[BEGIN Extracted information]

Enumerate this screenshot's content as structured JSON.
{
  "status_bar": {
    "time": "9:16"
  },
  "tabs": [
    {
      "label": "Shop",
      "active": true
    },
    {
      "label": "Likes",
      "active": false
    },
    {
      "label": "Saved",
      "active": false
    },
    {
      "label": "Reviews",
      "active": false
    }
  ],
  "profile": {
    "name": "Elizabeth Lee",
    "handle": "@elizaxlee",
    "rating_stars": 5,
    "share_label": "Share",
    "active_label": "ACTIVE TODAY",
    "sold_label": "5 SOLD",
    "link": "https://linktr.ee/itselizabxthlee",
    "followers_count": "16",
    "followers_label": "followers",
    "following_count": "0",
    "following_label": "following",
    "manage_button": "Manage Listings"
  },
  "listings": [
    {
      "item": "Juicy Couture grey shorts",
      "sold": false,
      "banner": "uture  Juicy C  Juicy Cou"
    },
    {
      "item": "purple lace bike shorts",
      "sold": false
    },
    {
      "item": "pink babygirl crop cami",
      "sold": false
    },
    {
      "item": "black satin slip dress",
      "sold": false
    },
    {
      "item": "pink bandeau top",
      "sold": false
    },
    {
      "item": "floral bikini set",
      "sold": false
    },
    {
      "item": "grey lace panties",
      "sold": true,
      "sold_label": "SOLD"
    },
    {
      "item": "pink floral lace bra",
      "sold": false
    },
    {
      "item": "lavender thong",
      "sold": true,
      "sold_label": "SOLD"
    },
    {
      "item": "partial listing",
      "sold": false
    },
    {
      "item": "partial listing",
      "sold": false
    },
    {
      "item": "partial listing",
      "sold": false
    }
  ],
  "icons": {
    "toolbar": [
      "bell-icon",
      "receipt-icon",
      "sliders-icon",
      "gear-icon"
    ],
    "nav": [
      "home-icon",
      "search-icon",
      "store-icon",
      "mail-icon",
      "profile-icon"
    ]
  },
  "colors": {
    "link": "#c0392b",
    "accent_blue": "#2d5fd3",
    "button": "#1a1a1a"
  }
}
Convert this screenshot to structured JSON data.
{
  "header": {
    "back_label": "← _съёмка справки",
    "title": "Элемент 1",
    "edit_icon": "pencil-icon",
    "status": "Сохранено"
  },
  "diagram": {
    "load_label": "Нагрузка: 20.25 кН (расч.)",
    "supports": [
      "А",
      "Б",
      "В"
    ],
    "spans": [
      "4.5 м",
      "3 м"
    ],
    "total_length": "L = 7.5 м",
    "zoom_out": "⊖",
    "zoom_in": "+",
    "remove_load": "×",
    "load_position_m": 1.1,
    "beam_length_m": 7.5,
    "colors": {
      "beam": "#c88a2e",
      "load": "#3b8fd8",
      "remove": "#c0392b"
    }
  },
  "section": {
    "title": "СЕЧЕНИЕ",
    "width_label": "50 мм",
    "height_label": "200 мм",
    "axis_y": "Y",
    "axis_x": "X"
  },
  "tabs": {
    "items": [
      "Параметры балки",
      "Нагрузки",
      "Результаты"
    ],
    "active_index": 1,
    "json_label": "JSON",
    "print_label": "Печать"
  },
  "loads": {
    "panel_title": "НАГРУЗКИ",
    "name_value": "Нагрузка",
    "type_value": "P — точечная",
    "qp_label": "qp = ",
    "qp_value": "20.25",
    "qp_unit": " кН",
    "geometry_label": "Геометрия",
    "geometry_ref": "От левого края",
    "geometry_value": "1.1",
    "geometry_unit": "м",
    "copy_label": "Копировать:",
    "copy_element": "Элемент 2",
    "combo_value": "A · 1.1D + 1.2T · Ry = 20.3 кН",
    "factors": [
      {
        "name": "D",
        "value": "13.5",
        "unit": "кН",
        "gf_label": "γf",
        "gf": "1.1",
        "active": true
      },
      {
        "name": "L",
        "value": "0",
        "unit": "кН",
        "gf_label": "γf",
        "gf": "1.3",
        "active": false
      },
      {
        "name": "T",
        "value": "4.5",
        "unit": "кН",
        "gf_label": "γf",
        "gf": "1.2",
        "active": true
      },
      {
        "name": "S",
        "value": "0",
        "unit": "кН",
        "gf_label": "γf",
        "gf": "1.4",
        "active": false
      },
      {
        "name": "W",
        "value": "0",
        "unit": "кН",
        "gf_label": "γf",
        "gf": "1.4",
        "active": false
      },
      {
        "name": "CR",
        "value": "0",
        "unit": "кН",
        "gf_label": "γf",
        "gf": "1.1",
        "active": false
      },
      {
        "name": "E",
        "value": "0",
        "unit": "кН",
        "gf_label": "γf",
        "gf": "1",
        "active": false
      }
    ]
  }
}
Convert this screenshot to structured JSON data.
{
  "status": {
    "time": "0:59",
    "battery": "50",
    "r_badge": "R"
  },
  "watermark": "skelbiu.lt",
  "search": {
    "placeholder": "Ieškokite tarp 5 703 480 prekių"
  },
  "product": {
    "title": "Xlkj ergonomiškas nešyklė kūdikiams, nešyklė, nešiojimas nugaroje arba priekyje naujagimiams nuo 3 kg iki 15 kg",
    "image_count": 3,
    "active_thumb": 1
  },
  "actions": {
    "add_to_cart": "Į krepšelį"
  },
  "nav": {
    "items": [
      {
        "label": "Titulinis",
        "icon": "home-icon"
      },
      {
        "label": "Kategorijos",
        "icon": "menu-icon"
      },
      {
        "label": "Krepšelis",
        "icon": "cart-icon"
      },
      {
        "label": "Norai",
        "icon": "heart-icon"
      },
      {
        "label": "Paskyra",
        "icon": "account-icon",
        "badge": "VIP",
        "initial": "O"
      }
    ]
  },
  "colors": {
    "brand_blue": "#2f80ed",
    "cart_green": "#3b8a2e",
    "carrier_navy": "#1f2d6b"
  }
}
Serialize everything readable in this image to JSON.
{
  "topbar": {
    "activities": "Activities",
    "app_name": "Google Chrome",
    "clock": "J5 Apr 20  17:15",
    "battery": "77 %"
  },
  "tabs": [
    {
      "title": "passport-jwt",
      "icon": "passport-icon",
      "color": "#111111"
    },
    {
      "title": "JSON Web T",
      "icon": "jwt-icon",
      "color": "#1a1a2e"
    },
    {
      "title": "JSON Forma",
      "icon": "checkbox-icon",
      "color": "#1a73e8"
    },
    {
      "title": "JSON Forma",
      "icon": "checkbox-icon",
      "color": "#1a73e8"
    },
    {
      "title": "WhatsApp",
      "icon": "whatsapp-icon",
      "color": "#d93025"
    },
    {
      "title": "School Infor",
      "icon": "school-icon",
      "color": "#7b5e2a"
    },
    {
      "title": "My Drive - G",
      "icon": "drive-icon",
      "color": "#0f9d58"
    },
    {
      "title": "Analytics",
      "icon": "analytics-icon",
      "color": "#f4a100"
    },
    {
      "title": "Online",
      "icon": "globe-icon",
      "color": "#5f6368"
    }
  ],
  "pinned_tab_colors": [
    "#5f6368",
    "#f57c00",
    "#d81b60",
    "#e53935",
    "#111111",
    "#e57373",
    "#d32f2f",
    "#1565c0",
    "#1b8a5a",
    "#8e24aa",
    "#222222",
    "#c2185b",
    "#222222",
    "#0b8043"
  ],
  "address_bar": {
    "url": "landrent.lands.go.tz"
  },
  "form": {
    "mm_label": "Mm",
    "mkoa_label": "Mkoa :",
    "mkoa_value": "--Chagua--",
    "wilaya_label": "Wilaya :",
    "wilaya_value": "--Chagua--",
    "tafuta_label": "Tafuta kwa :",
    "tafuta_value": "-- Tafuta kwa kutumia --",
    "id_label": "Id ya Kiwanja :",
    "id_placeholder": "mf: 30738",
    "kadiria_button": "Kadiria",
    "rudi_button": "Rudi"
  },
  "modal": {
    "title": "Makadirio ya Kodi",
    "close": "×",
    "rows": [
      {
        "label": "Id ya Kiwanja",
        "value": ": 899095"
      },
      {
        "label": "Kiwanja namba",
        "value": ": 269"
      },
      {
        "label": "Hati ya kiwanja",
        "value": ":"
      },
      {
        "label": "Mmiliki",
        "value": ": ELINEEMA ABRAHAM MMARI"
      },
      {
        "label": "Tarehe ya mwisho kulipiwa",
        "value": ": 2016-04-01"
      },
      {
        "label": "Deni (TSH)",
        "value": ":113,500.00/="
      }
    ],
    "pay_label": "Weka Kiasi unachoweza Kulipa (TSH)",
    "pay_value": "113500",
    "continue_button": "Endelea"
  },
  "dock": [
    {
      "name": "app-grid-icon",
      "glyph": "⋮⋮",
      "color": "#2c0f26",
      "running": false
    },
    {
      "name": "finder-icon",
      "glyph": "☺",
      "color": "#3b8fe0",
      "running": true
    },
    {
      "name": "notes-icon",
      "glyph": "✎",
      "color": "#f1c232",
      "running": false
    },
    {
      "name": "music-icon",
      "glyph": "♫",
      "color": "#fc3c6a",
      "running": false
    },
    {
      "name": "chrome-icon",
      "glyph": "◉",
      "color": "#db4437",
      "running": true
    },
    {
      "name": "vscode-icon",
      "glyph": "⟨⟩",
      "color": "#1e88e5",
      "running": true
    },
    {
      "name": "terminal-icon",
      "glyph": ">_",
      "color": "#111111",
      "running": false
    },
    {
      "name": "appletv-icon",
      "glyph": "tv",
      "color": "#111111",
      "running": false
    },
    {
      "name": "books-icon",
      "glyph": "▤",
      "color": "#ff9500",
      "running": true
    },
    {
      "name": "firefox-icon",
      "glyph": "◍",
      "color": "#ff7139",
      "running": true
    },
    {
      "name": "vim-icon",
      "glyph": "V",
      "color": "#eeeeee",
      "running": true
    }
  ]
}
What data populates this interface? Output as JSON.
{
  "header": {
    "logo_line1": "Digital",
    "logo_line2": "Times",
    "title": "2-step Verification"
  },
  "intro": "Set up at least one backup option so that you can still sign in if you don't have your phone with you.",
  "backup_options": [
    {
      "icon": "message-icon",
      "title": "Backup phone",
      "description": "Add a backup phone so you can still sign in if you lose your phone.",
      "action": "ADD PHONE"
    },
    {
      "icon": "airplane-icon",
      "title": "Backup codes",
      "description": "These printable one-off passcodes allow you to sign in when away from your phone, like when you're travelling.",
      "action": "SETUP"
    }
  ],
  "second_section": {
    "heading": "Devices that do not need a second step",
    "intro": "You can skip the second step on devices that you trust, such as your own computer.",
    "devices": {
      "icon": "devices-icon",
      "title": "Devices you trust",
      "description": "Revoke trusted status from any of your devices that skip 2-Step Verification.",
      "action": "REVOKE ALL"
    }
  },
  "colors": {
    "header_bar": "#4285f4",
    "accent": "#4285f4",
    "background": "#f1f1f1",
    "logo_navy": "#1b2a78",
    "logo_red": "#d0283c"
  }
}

[END Extracted information]

What is being asked
In the entries above, locate every line with the word "this" and copy it.

Output of the exercise
Enumerate this screenshot's content as structured JSON.
Convert this screenshot to structured JSON data.
Convert this screenshot to structured JSON data.
Serialize everything readable in this image to JSON.
What data populates this interface? Output as JSON.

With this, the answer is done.